What is asked:
Count lines with the string "this" in them. State the number alone.

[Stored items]
┌────────

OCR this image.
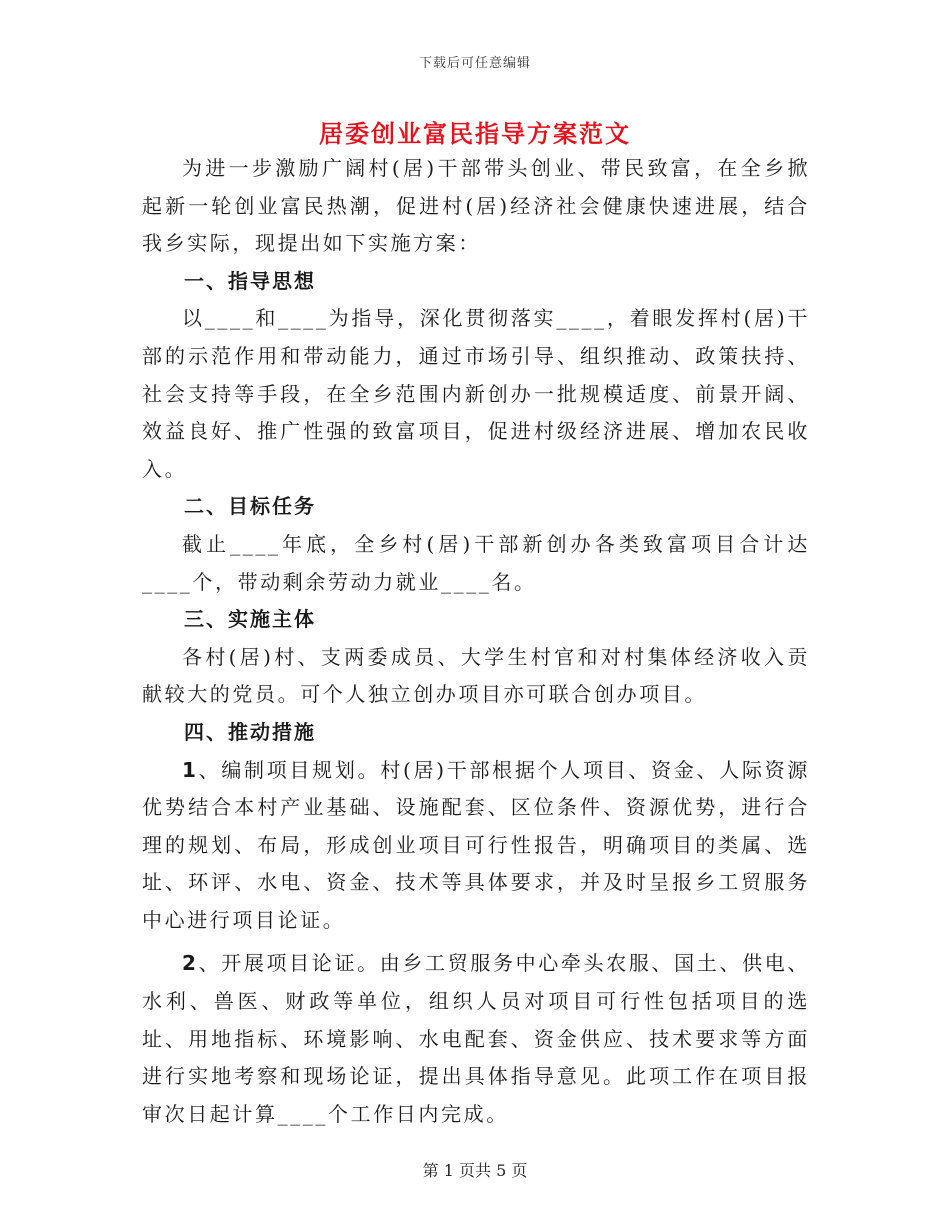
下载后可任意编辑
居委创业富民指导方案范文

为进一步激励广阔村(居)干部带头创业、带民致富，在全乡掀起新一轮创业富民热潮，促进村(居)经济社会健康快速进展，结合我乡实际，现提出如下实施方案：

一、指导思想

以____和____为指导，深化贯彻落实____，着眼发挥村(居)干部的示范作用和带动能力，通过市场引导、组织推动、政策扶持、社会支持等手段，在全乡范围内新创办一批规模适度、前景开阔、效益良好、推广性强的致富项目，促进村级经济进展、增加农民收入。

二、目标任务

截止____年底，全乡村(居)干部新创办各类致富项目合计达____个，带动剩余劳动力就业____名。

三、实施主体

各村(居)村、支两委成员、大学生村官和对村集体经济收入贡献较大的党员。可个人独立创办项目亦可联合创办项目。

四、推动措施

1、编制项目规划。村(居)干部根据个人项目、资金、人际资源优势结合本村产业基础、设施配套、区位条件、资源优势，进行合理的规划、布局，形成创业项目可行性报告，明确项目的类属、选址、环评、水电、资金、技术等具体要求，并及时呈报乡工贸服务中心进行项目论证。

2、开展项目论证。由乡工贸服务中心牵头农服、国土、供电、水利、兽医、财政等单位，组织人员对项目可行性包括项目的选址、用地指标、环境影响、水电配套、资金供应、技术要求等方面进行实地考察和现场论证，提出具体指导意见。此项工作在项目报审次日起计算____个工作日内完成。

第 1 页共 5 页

└────────
┌────────

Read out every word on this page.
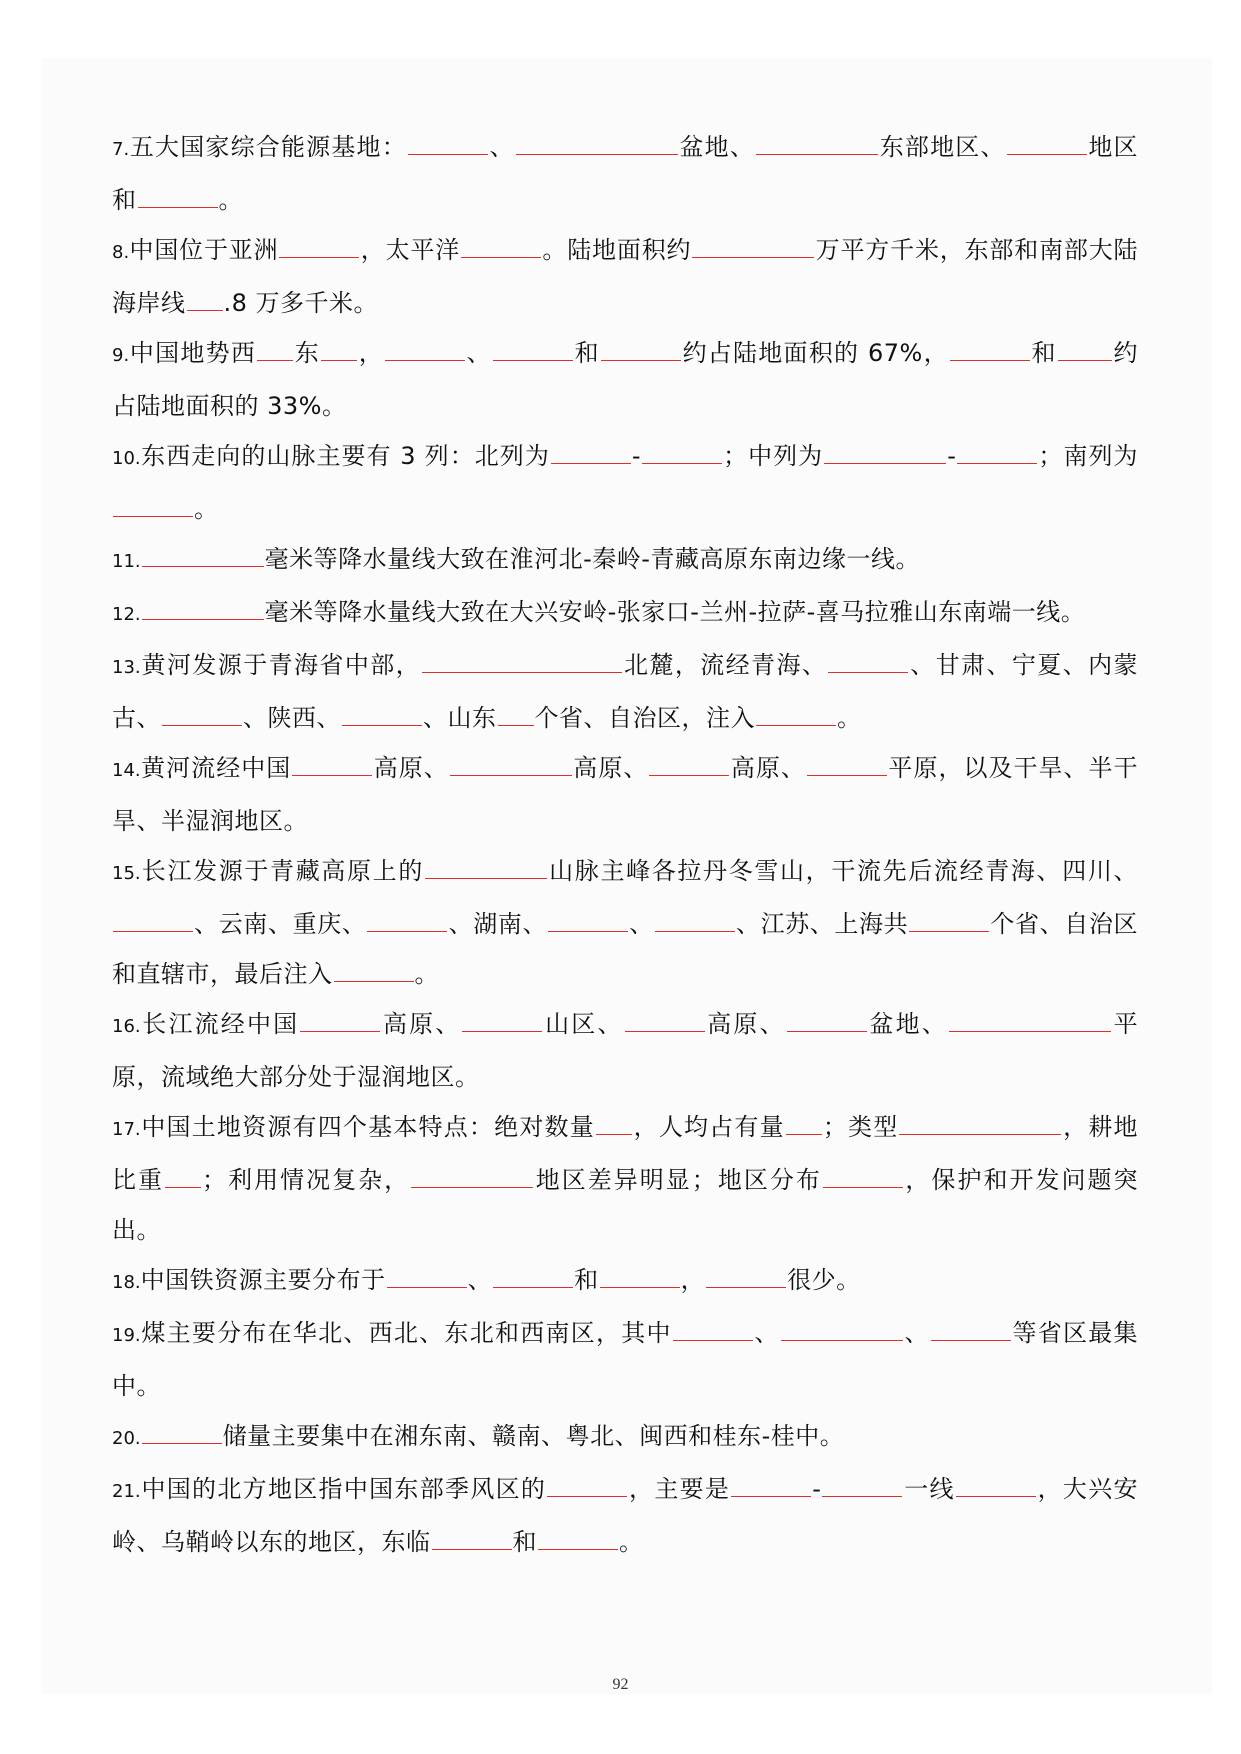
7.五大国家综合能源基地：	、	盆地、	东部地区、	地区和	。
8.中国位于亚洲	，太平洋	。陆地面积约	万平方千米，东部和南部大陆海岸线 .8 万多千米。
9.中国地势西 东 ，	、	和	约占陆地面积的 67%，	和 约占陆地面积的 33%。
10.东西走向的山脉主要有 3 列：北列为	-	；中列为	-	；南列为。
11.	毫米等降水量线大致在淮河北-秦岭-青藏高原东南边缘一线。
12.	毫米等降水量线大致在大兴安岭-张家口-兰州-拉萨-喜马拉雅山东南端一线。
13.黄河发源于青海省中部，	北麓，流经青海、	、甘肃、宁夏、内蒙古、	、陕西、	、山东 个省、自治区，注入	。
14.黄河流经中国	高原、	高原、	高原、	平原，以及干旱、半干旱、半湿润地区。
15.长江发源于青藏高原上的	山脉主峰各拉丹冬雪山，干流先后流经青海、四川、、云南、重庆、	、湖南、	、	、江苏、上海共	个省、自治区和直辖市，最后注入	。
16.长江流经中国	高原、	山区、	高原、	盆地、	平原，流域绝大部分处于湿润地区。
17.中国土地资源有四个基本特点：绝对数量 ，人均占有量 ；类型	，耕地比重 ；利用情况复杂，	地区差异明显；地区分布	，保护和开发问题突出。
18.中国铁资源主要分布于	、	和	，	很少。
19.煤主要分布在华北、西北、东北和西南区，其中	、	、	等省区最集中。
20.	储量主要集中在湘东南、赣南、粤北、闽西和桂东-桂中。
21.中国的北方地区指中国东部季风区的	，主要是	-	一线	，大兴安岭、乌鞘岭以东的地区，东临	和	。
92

└────────

Correct result:
2